[Records from a collection of figures]
__________________________________________________

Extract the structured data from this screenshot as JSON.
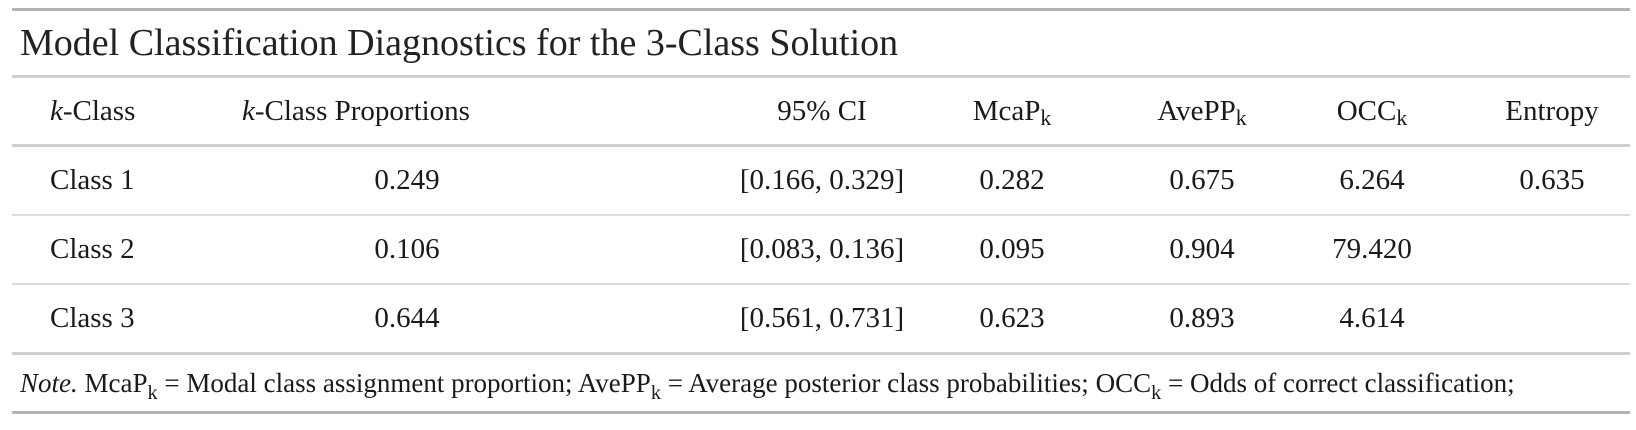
{
  "table": {
    "title": "Model Classification Diagnostics for the 3-Class Solution",
    "headers": {
      "class": {
        "italic": "k",
        "rest": "-Class"
      },
      "proportions": {
        "italic": "k",
        "rest": "-Class Proportions"
      },
      "ci": "95% CI",
      "mcap": {
        "base": "McaP",
        "sub": "k"
      },
      "avepp": {
        "base": "AvePP",
        "sub": "k"
      },
      "occ": {
        "base": "OCC",
        "sub": "k"
      },
      "entropy": "Entropy"
    },
    "rows": [
      {
        "class": "Class 1",
        "proportion": "0.249",
        "ci": "[0.166, 0.329]",
        "mcap": "0.282",
        "avepp": "0.675",
        "occ": "6.264",
        "entropy": "0.635"
      },
      {
        "class": "Class 2",
        "proportion": "0.106",
        "ci": "[0.083, 0.136]",
        "mcap": "0.095",
        "avepp": "0.904",
        "occ": "79.420",
        "entropy": ""
      },
      {
        "class": "Class 3",
        "proportion": "0.644",
        "ci": "[0.561, 0.731]",
        "mcap": "0.623",
        "avepp": "0.893",
        "occ": "4.614",
        "entropy": ""
      }
    ],
    "note": {
      "label": "Note.",
      "parts": [
        {
          "base": "McaP",
          "sub": "k",
          "text": " = Modal class assignment proportion; "
        },
        {
          "base": "AvePP",
          "sub": "k",
          "text": " = Average posterior class probabilities; "
        },
        {
          "base": "OCC",
          "sub": "k",
          "text": " = Odds of correct classification;"
        }
      ]
    }
  }
}
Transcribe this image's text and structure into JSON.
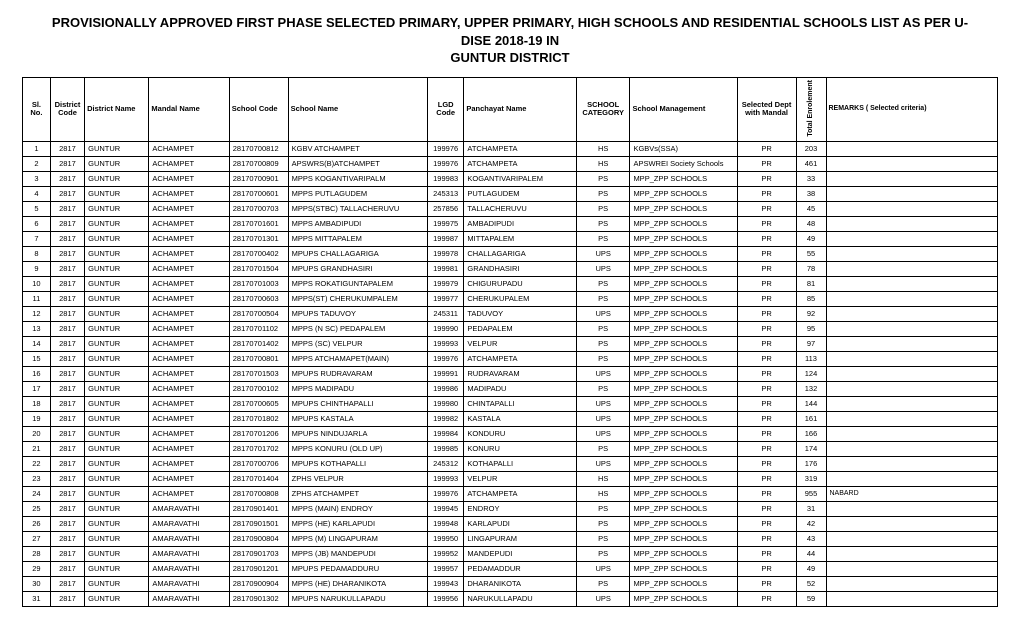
{
  "title_line1": "PROVISIONALLY APPROVED FIRST PHASE SELECTED PRIMARY, UPPER PRIMARY, HIGH SCHOOLS AND RESIDENTIAL SCHOOLS LIST AS PER U-DISE 2018-19 IN",
  "title_line2": "GUNTUR DISTRICT",
  "columns": [
    "Sl. No.",
    "District Code",
    "District Name",
    "Mandal Name",
    "School Code",
    "School Name",
    "LGD Code",
    "Panchayat Name",
    "SCHOOL CATEGORY",
    "School Management",
    "Selected Dept with Mandal",
    "Total Enrolement",
    "REMARKS ( Selected criteria)"
  ],
  "rows": [
    [
      "1",
      "2817",
      "GUNTUR",
      "ACHAMPET",
      "28170700812",
      "KGBV ATCHAMPET",
      "199976",
      "ATCHAMPETA",
      "HS",
      "KGBVs(SSA)",
      "PR",
      "203",
      ""
    ],
    [
      "2",
      "2817",
      "GUNTUR",
      "ACHAMPET",
      "28170700809",
      "APSWRS(B)ATCHAMPET",
      "199976",
      "ATCHAMPETA",
      "HS",
      "APSWREI Society Schools",
      "PR",
      "461",
      ""
    ],
    [
      "3",
      "2817",
      "GUNTUR",
      "ACHAMPET",
      "28170700901",
      "MPPS KOGANTIVARIPALM",
      "199983",
      "KOGANTIVARIPALEM",
      "PS",
      "MPP_ZPP SCHOOLS",
      "PR",
      "33",
      ""
    ],
    [
      "4",
      "2817",
      "GUNTUR",
      "ACHAMPET",
      "28170700601",
      "MPPS PUTLAGUDEM",
      "245313",
      "PUTLAGUDEM",
      "PS",
      "MPP_ZPP SCHOOLS",
      "PR",
      "38",
      ""
    ],
    [
      "5",
      "2817",
      "GUNTUR",
      "ACHAMPET",
      "28170700703",
      "MPPS(STBC) TALLACHERUVU",
      "257856",
      "TALLACHERUVU",
      "PS",
      "MPP_ZPP SCHOOLS",
      "PR",
      "45",
      ""
    ],
    [
      "6",
      "2817",
      "GUNTUR",
      "ACHAMPET",
      "28170701601",
      "MPPS AMBADIPUDI",
      "199975",
      "AMBADIPUDI",
      "PS",
      "MPP_ZPP SCHOOLS",
      "PR",
      "48",
      ""
    ],
    [
      "7",
      "2817",
      "GUNTUR",
      "ACHAMPET",
      "28170701301",
      "MPPS MITTAPALEM",
      "199987",
      "MITTAPALEM",
      "PS",
      "MPP_ZPP SCHOOLS",
      "PR",
      "49",
      ""
    ],
    [
      "8",
      "2817",
      "GUNTUR",
      "ACHAMPET",
      "28170700402",
      "MPUPS CHALLAGARIGA",
      "199978",
      "CHALLAGARIGA",
      "UPS",
      "MPP_ZPP SCHOOLS",
      "PR",
      "55",
      ""
    ],
    [
      "9",
      "2817",
      "GUNTUR",
      "ACHAMPET",
      "28170701504",
      "MPUPS GRANDHASIRI",
      "199981",
      "GRANDHASIRI",
      "UPS",
      "MPP_ZPP SCHOOLS",
      "PR",
      "78",
      ""
    ],
    [
      "10",
      "2817",
      "GUNTUR",
      "ACHAMPET",
      "28170701003",
      "MPPS ROKATIGUNTAPALEM",
      "199979",
      "CHIGURUPADU",
      "PS",
      "MPP_ZPP SCHOOLS",
      "PR",
      "81",
      ""
    ],
    [
      "11",
      "2817",
      "GUNTUR",
      "ACHAMPET",
      "28170700603",
      "MPPS(ST) CHERUKUMPALEM",
      "199977",
      "CHERUKUPALEM",
      "PS",
      "MPP_ZPP SCHOOLS",
      "PR",
      "85",
      ""
    ],
    [
      "12",
      "2817",
      "GUNTUR",
      "ACHAMPET",
      "28170700504",
      "MPUPS TADUVOY",
      "245311",
      "TADUVOY",
      "UPS",
      "MPP_ZPP SCHOOLS",
      "PR",
      "92",
      ""
    ],
    [
      "13",
      "2817",
      "GUNTUR",
      "ACHAMPET",
      "28170701102",
      "MPPS (N SC) PEDAPALEM",
      "199990",
      "PEDAPALEM",
      "PS",
      "MPP_ZPP SCHOOLS",
      "PR",
      "95",
      ""
    ],
    [
      "14",
      "2817",
      "GUNTUR",
      "ACHAMPET",
      "28170701402",
      "MPPS (SC) VELPUR",
      "199993",
      "VELPUR",
      "PS",
      "MPP_ZPP SCHOOLS",
      "PR",
      "97",
      ""
    ],
    [
      "15",
      "2817",
      "GUNTUR",
      "ACHAMPET",
      "28170700801",
      "MPPS ATCHAMAPET(MAIN)",
      "199976",
      "ATCHAMPETA",
      "PS",
      "MPP_ZPP SCHOOLS",
      "PR",
      "113",
      ""
    ],
    [
      "16",
      "2817",
      "GUNTUR",
      "ACHAMPET",
      "28170701503",
      "MPUPS RUDRAVARAM",
      "199991",
      "RUDRAVARAM",
      "UPS",
      "MPP_ZPP SCHOOLS",
      "PR",
      "124",
      ""
    ],
    [
      "17",
      "2817",
      "GUNTUR",
      "ACHAMPET",
      "28170700102",
      "MPPS MADIPADU",
      "199986",
      "MADIPADU",
      "PS",
      "MPP_ZPP SCHOOLS",
      "PR",
      "132",
      ""
    ],
    [
      "18",
      "2817",
      "GUNTUR",
      "ACHAMPET",
      "28170700605",
      "MPUPS CHINTHAPALLI",
      "199980",
      "CHINTAPALLI",
      "UPS",
      "MPP_ZPP SCHOOLS",
      "PR",
      "144",
      ""
    ],
    [
      "19",
      "2817",
      "GUNTUR",
      "ACHAMPET",
      "28170701802",
      "MPUPS  KASTALA",
      "199982",
      "KASTALA",
      "UPS",
      "MPP_ZPP SCHOOLS",
      "PR",
      "161",
      ""
    ],
    [
      "20",
      "2817",
      "GUNTUR",
      "ACHAMPET",
      "28170701206",
      "MPUPS NINDUJARLA",
      "199984",
      "KONDURU",
      "UPS",
      "MPP_ZPP SCHOOLS",
      "PR",
      "166",
      ""
    ],
    [
      "21",
      "2817",
      "GUNTUR",
      "ACHAMPET",
      "28170701702",
      "MPPS KONURU (OLD UP)",
      "199985",
      "KONURU",
      "PS",
      "MPP_ZPP SCHOOLS",
      "PR",
      "174",
      ""
    ],
    [
      "22",
      "2817",
      "GUNTUR",
      "ACHAMPET",
      "28170700706",
      "MPUPS KOTHAPALLI",
      "245312",
      "KOTHAPALLI",
      "UPS",
      "MPP_ZPP SCHOOLS",
      "PR",
      "176",
      ""
    ],
    [
      "23",
      "2817",
      "GUNTUR",
      "ACHAMPET",
      "28170701404",
      "ZPHS VELPUR",
      "199993",
      "VELPUR",
      "HS",
      "MPP_ZPP SCHOOLS",
      "PR",
      "319",
      ""
    ],
    [
      "24",
      "2817",
      "GUNTUR",
      "ACHAMPET",
      "28170700808",
      "ZPHS ATCHAMPET",
      "199976",
      "ATCHAMPETA",
      "HS",
      "MPP_ZPP SCHOOLS",
      "PR",
      "955",
      "NABARD"
    ],
    [
      "25",
      "2817",
      "GUNTUR",
      "AMARAVATHI",
      "28170901401",
      "MPPS (MAIN) ENDROY",
      "199945",
      "ENDROY",
      "PS",
      "MPP_ZPP SCHOOLS",
      "PR",
      "31",
      ""
    ],
    [
      "26",
      "2817",
      "GUNTUR",
      "AMARAVATHI",
      "28170901501",
      "MPPS (HE) KARLAPUDI",
      "199948",
      "KARLAPUDI",
      "PS",
      "MPP_ZPP SCHOOLS",
      "PR",
      "42",
      ""
    ],
    [
      "27",
      "2817",
      "GUNTUR",
      "AMARAVATHI",
      "28170900804",
      "MPPS (M) LINGAPURAM",
      "199950",
      "LINGAPURAM",
      "PS",
      "MPP_ZPP SCHOOLS",
      "PR",
      "43",
      ""
    ],
    [
      "28",
      "2817",
      "GUNTUR",
      "AMARAVATHI",
      "28170901703",
      "MPPS (JB) MANDEPUDI",
      "199952",
      "MANDEPUDI",
      "PS",
      "MPP_ZPP SCHOOLS",
      "PR",
      "44",
      ""
    ],
    [
      "29",
      "2817",
      "GUNTUR",
      "AMARAVATHI",
      "28170901201",
      "MPUPS PEDAMADDURU",
      "199957",
      "PEDAMADDUR",
      "UPS",
      "MPP_ZPP SCHOOLS",
      "PR",
      "49",
      ""
    ],
    [
      "30",
      "2817",
      "GUNTUR",
      "AMARAVATHI",
      "28170900904",
      "MPPS (HE) DHARANIKOTA",
      "199943",
      "DHARANIKOTA",
      "PS",
      "MPP_ZPP SCHOOLS",
      "PR",
      "52",
      ""
    ],
    [
      "31",
      "2817",
      "GUNTUR",
      "AMARAVATHI",
      "28170901302",
      "MPUPS NARUKULLAPADU",
      "199956",
      "NARUKULLAPADU",
      "UPS",
      "MPP_ZPP SCHOOLS",
      "PR",
      "59",
      ""
    ]
  ]
}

__________________________________________________

STATED EXERCISE
Select the lines in this material that hold the word "text", leaving none out.

PROBLEM SOLUTION
          "text": " = Modal class assignment proportion; "
          "text": " = Average posterior class probabilities; "
          "text": " = Odds of correct classification;"
Transcribe this image's text and structure into JSON.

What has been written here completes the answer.